• [What you will do]:
The data below is to be returned in full and exactly.

+++ Exercise materials +++

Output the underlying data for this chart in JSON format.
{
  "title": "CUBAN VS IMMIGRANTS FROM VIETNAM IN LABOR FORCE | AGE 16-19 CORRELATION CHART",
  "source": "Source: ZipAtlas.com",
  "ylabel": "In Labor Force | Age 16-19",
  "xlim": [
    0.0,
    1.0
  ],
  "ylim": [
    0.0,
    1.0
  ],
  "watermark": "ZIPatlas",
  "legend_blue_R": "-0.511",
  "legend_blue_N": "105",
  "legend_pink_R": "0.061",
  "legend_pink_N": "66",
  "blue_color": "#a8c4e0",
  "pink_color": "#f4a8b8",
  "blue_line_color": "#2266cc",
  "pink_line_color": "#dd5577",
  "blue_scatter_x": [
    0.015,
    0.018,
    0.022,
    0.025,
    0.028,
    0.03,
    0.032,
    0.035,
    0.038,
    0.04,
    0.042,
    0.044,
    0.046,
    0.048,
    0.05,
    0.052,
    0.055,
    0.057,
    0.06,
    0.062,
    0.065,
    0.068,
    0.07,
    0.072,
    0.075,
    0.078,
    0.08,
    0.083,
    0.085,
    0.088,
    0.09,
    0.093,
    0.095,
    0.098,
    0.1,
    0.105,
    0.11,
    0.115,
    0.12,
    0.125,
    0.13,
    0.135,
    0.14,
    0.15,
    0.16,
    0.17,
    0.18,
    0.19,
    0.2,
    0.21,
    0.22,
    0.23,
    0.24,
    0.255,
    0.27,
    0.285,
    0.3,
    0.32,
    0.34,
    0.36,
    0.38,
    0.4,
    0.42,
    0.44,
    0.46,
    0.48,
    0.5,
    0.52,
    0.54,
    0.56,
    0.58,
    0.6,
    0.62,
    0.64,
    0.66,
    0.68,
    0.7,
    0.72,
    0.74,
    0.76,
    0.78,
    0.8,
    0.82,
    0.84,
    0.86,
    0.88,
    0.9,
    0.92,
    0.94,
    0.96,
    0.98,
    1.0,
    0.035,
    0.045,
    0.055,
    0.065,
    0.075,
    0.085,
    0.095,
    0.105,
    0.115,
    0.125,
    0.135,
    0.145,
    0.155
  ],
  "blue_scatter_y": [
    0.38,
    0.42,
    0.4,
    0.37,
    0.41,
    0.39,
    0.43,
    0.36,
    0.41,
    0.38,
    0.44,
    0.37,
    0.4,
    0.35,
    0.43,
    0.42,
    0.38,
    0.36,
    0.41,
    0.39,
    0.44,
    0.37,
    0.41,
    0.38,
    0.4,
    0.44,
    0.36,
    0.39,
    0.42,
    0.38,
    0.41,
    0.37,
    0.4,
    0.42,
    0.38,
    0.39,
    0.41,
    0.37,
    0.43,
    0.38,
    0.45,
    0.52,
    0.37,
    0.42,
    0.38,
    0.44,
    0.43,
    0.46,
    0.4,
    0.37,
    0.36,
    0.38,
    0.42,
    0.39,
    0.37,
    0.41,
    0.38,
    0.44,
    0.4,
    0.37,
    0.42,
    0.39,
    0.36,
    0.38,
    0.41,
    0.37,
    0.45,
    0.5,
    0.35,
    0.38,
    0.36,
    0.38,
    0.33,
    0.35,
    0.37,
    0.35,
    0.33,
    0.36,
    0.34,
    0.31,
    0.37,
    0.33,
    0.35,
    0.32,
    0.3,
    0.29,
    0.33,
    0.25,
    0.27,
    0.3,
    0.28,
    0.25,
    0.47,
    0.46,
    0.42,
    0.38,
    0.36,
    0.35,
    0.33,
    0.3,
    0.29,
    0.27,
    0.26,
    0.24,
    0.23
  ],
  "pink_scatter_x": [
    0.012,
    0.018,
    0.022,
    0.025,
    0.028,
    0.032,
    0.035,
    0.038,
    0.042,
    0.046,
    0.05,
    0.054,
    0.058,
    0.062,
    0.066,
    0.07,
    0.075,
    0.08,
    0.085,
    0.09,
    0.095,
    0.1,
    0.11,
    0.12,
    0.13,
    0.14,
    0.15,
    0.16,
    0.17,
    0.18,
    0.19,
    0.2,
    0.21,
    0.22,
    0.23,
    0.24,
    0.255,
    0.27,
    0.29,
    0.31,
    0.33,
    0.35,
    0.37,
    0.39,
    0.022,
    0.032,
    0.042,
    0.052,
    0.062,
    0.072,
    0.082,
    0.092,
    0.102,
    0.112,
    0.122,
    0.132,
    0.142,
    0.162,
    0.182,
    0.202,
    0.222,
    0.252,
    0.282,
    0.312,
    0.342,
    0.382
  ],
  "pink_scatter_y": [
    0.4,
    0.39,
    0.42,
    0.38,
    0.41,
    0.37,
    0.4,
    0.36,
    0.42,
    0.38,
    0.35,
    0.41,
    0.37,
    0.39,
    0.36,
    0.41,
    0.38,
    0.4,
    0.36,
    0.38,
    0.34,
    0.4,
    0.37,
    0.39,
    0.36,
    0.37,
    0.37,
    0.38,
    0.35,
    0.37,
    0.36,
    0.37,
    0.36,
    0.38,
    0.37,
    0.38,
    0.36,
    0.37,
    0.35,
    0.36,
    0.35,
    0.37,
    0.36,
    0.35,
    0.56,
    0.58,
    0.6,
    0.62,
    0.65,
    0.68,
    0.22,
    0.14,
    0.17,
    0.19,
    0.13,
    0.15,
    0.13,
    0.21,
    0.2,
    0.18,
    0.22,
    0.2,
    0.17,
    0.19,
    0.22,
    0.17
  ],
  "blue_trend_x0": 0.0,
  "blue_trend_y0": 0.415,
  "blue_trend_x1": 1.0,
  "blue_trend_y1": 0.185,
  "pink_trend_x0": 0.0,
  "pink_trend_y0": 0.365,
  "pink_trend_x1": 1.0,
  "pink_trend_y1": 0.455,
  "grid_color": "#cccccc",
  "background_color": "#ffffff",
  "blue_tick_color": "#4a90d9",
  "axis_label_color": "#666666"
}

+++

• [Answer to this problem]:
Output the underlying data for this chart in JSON format.
{
  "title": "CUBAN VS IMMIGRANTS FROM VIETNAM IN LABOR FORCE | AGE 16-19 CORRELATION CHART",
  "source": "Source: ZipAtlas.com",
  "ylabel": "In Labor Force | Age 16-19",
  "xlim": [
    0.0,
    1.0
  ],
  "ylim": [
    0.0,
    1.0
  ],
  "watermark": "ZIPatlas",
  "legend_blue_R": "-0.511",
  "legend_blue_N": "105",
  "legend_pink_R": "0.061",
  "legend_pink_N": "66",
  "blue_color": "#a8c4e0",
  "pink_color": "#f4a8b8",
  "blue_line_color": "#2266cc",
  "pink_line_color": "#dd5577",
  "blue_scatter_x": [
    0.015,
    0.018,
    0.022,
    0.025,
    0.028,
    0.03,
    0.032,
    0.035,
    0.038,
    0.04,
    0.042,
    0.044,
    0.046,
    0.048,
    0.05,
    0.052,
    0.055,
    0.057,
    0.06,
    0.062,
    0.065,
    0.068,
    0.07,
    0.072,
    0.075,
    0.078,
    0.08,
    0.083,
    0.085,
    0.088,
    0.09,
    0.093,
    0.095,
    0.098,
    0.1,
    0.105,
    0.11,
    0.115,
    0.12,
    0.125,
    0.13,
    0.135,
    0.14,
    0.15,
    0.16,
    0.17,
    0.18,
    0.19,
    0.2,
    0.21,
    0.22,
    0.23,
    0.24,
    0.255,
    0.27,
    0.285,
    0.3,
    0.32,
    0.34,
    0.36,
    0.38,
    0.4,
    0.42,
    0.44,
    0.46,
    0.48,
    0.5,
    0.52,
    0.54,
    0.56,
    0.58,
    0.6,
    0.62,
    0.64,
    0.66,
    0.68,
    0.7,
    0.72,
    0.74,
    0.76,
    0.78,
    0.8,
    0.82,
    0.84,
    0.86,
    0.88,
    0.9,
    0.92,
    0.94,
    0.96,
    0.98,
    1.0,
    0.035,
    0.045,
    0.055,
    0.065,
    0.075,
    0.085,
    0.095,
    0.105,
    0.115,
    0.125,
    0.135,
    0.145,
    0.155
  ],
  "blue_scatter_y": [
    0.38,
    0.42,
    0.4,
    0.37,
    0.41,
    0.39,
    0.43,
    0.36,
    0.41,
    0.38,
    0.44,
    0.37,
    0.4,
    0.35,
    0.43,
    0.42,
    0.38,
    0.36,
    0.41,
    0.39,
    0.44,
    0.37,
    0.41,
    0.38,
    0.4,
    0.44,
    0.36,
    0.39,
    0.42,
    0.38,
    0.41,
    0.37,
    0.4,
    0.42,
    0.38,
    0.39,
    0.41,
    0.37,
    0.43,
    0.38,
    0.45,
    0.52,
    0.37,
    0.42,
    0.38,
    0.44,
    0.43,
    0.46,
    0.4,
    0.37,
    0.36,
    0.38,
    0.42,
    0.39,
    0.37,
    0.41,
    0.38,
    0.44,
    0.4,
    0.37,
    0.42,
    0.39,
    0.36,
    0.38,
    0.41,
    0.37,
    0.45,
    0.5,
    0.35,
    0.38,
    0.36,
    0.38,
    0.33,
    0.35,
    0.37,
    0.35,
    0.33,
    0.36,
    0.34,
    0.31,
    0.37,
    0.33,
    0.35,
    0.32,
    0.3,
    0.29,
    0.33,
    0.25,
    0.27,
    0.3,
    0.28,
    0.25,
    0.47,
    0.46,
    0.42,
    0.38,
    0.36,
    0.35,
    0.33,
    0.3,
    0.29,
    0.27,
    0.26,
    0.24,
    0.23
  ],
  "pink_scatter_x": [
    0.012,
    0.018,
    0.022,
    0.025,
    0.028,
    0.032,
    0.035,
    0.038,
    0.042,
    0.046,
    0.05,
    0.054,
    0.058,
    0.062,
    0.066,
    0.07,
    0.075,
    0.08,
    0.085,
    0.09,
    0.095,
    0.1,
    0.11,
    0.12,
    0.13,
    0.14,
    0.15,
    0.16,
    0.17,
    0.18,
    0.19,
    0.2,
    0.21,
    0.22,
    0.23,
    0.24,
    0.255,
    0.27,
    0.29,
    0.31,
    0.33,
    0.35,
    0.37,
    0.39,
    0.022,
    0.032,
    0.042,
    0.052,
    0.062,
    0.072,
    0.082,
    0.092,
    0.102,
    0.112,
    0.122,
    0.132,
    0.142,
    0.162,
    0.182,
    0.202,
    0.222,
    0.252,
    0.282,
    0.312,
    0.342,
    0.382
  ],
  "pink_scatter_y": [
    0.4,
    0.39,
    0.42,
    0.38,
    0.41,
    0.37,
    0.4,
    0.36,
    0.42,
    0.38,
    0.35,
    0.41,
    0.37,
    0.39,
    0.36,
    0.41,
    0.38,
    0.4,
    0.36,
    0.38,
    0.34,
    0.4,
    0.37,
    0.39,
    0.36,
    0.37,
    0.37,
    0.38,
    0.35,
    0.37,
    0.36,
    0.37,
    0.36,
    0.38,
    0.37,
    0.38,
    0.36,
    0.37,
    0.35,
    0.36,
    0.35,
    0.37,
    0.36,
    0.35,
    0.56,
    0.58,
    0.6,
    0.62,
    0.65,
    0.68,
    0.22,
    0.14,
    0.17,
    0.19,
    0.13,
    0.15,
    0.13,
    0.21,
    0.2,
    0.18,
    0.22,
    0.2,
    0.17,
    0.19,
    0.22,
    0.17
  ],
  "blue_trend_x0": 0.0,
  "blue_trend_y0": 0.415,
  "blue_trend_x1": 1.0,
  "blue_trend_y1": 0.185,
  "pink_trend_x0": 0.0,
  "pink_trend_y0": 0.365,
  "pink_trend_x1": 1.0,
  "pink_trend_y1": 0.455,
  "grid_color": "#cccccc",
  "background_color": "#ffffff",
  "blue_tick_color": "#4a90d9",
  "axis_label_color": "#666666"
}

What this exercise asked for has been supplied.